* **Your instructions**
Which lines of the entries contain the word "Kansas"? Please list them.

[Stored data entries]
····················

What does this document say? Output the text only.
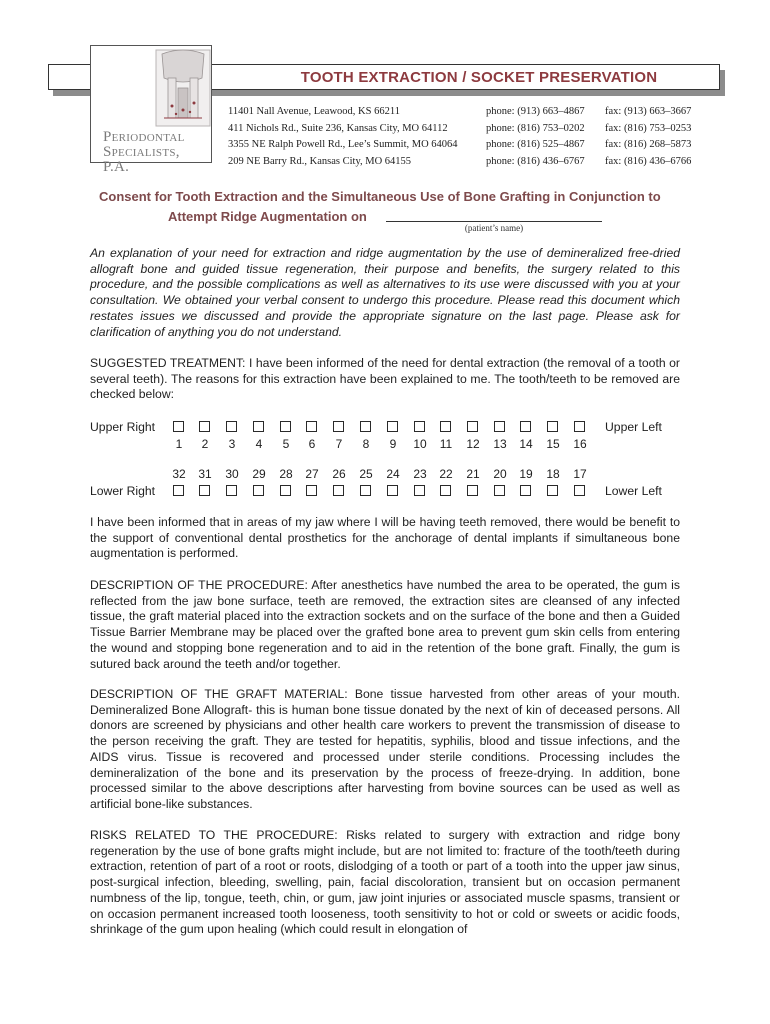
TOOTH EXTRACTION / SOCKET PRESERVATION
Periodontal
Specialists, P.A.
11401 Nall Avenue, Leawood, KS 66211
411 Nichols Rd., Suite 236, Kansas City, MO 64112
3355 NE Ralph Powell Rd., Lee’s Summit, MO 64064
209 NE Barry Rd., Kansas City, MO 64155
phone: (913) 663–4867
phone: (816) 753–0202
phone: (816) 525–4867
phone: (816) 436–6767
fax: (913) 663–3667
fax: (816) 753–0253
fax: (816) 268–5873
fax: (816) 436–6766
Consent for Tooth Extraction and the Simultaneous Use of Bone Grafting in Conjunction to
Attempt Ridge Augmentation on
(patient’s name)
An explanation of your need for extraction and ridge augmentation by the use of demineralized free-dried allograft bone and guided tissue regeneration, their purpose and benefits, the surgery related to this procedure, and the possible complications as well as alternatives to its use were discussed with you at your consultation. We obtained your verbal consent to undergo this procedure. Please read this document which restates issues we discussed and provide the appropriate signature on the last page. Please ask for clarification of anything you do not understand.
SUGGESTED TREATMENT: I have been informed of the need for dental extraction (the removal of a tooth or several teeth). The reasons for this extraction have been explained to me. The tooth/teeth to be removed are checked below:
Upper Right	Upper Left
Lower Right	Lower Left
1
32
2
31
3
30
4
29
5
28
6
27
7
26
8
25
9
24
10
23
11
22
12
21
13
20
14
19
15
18
16
17
I have been informed that in areas of my jaw where I will be having teeth removed, there would be benefit to the support of conventional dental prosthetics for the anchorage of dental implants if simultaneous bone augmentation is performed.
DESCRIPTION OF THE PROCEDURE: After anesthetics have numbed the area to be operated, the gum is reflected from the jaw bone surface, teeth are removed, the extraction sites are cleansed of any infected tissue, the graft material placed into the extraction sockets and on the surface of the bone and then a Guided Tissue Barrier Membrane may be placed over the grafted bone area to prevent gum skin cells from entering the wound and stopping bone regeneration and to aid in the retention of the bone graft. Finally, the gum is sutured back around the teeth and/or together.
DESCRIPTION OF THE GRAFT MATERIAL: Bone tissue harvested from other areas of your mouth. Demineralized Bone Allograft- this is human bone tissue donated by the next of kin of deceased persons. All donors are screened by physicians and other health care workers to prevent the transmission of disease to the person receiving the graft. They are tested for hepatitis, syphilis, blood and tissue infections, and the AIDS virus. Tissue is recovered and processed under sterile conditions. Processing includes the demineralization of the bone and its preservation by the process of freeze-drying. In addition, bone processed similar to the above descriptions after harvesting from bovine sources can be used as well as artificial bone-like substances.
RISKS RELATED TO THE PROCEDURE: Risks related to surgery with extraction and ridge bony regeneration by the use of bone grafts might include, but are not limited to: fracture of the tooth/teeth during extraction, retention of part of a root or roots, dislodging of a tooth or part of a tooth into the upper jaw sinus, post-surgical infection, bleeding, swelling, pain, facial discoloration, transient but on occasion permanent numbness of the lip, tongue, teeth, chin, or gum, jaw joint injuries or associated muscle spasms, transient or on occasion permanent increased tooth looseness, tooth sensitivity to hot or cold or sweets or acidic foods, shrinkage of the gum upon healing (which could result in elongation of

····················

* **Finished task**
411 Nichols Rd., Suite 236, Kansas City, MO 64112
209 NE Barry Rd., Kansas City, MO 64155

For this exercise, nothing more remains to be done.